WORK REQUIRED:
Transcribe the records in full, keeping every character as it is.

DATA SUPPLIED:
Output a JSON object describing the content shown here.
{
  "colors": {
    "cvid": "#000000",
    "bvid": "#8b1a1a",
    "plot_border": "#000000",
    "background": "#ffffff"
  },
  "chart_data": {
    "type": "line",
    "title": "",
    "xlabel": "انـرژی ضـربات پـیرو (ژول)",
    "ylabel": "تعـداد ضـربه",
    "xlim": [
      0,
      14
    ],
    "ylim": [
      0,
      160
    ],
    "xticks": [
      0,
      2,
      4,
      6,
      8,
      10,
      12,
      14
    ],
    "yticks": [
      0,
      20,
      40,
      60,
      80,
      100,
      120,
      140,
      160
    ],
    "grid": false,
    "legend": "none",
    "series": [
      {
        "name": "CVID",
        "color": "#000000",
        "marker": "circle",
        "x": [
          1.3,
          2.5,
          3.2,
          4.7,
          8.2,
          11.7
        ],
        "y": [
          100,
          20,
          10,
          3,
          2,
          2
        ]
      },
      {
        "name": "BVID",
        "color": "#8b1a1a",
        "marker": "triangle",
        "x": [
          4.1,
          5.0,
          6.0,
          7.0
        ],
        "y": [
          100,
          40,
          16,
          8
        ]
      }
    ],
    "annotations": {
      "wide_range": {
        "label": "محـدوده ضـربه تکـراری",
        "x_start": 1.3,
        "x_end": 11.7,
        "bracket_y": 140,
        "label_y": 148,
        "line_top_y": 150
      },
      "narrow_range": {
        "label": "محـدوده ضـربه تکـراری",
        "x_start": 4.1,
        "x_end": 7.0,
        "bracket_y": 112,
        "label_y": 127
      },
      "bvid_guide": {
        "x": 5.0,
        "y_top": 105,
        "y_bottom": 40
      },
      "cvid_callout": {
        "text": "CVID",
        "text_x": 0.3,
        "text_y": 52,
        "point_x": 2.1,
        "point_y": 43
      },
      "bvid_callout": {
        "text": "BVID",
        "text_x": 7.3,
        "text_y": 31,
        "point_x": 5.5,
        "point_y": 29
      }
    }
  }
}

FINAL RESULT:
Output a JSON object describing the content shown here.
{
  "colors": {
    "cvid": "#000000",
    "bvid": "#8b1a1a",
    "plot_border": "#000000",
    "background": "#ffffff"
  },
  "chart_data": {
    "type": "line",
    "title": "",
    "xlabel": "انـرژی ضـربات پـیرو (ژول)",
    "ylabel": "تعـداد ضـربه",
    "xlim": [
      0,
      14
    ],
    "ylim": [
      0,
      160
    ],
    "xticks": [
      0,
      2,
      4,
      6,
      8,
      10,
      12,
      14
    ],
    "yticks": [
      0,
      20,
      40,
      60,
      80,
      100,
      120,
      140,
      160
    ],
    "grid": false,
    "legend": "none",
    "series": [
      {
        "name": "CVID",
        "color": "#000000",
        "marker": "circle",
        "x": [
          1.3,
          2.5,
          3.2,
          4.7,
          8.2,
          11.7
        ],
        "y": [
          100,
          20,
          10,
          3,
          2,
          2
        ]
      },
      {
        "name": "BVID",
        "color": "#8b1a1a",
        "marker": "triangle",
        "x": [
          4.1,
          5.0,
          6.0,
          7.0
        ],
        "y": [
          100,
          40,
          16,
          8
        ]
      }
    ],
    "annotations": {
      "wide_range": {
        "label": "محـدوده ضـربه تکـراری",
        "x_start": 1.3,
        "x_end": 11.7,
        "bracket_y": 140,
        "label_y": 148,
        "line_top_y": 150
      },
      "narrow_range": {
        "label": "محـدوده ضـربه تکـراری",
        "x_start": 4.1,
        "x_end": 7.0,
        "bracket_y": 112,
        "label_y": 127
      },
      "bvid_guide": {
        "x": 5.0,
        "y_top": 105,
        "y_bottom": 40
      },
      "cvid_callout": {
        "text": "CVID",
        "text_x": 0.3,
        "text_y": 52,
        "point_x": 2.1,
        "point_y": 43
      },
      "bvid_callout": {
        "text": "BVID",
        "text_x": 7.3,
        "text_y": 31,
        "point_x": 5.5,
        "point_y": 29
      }
    }
  }
}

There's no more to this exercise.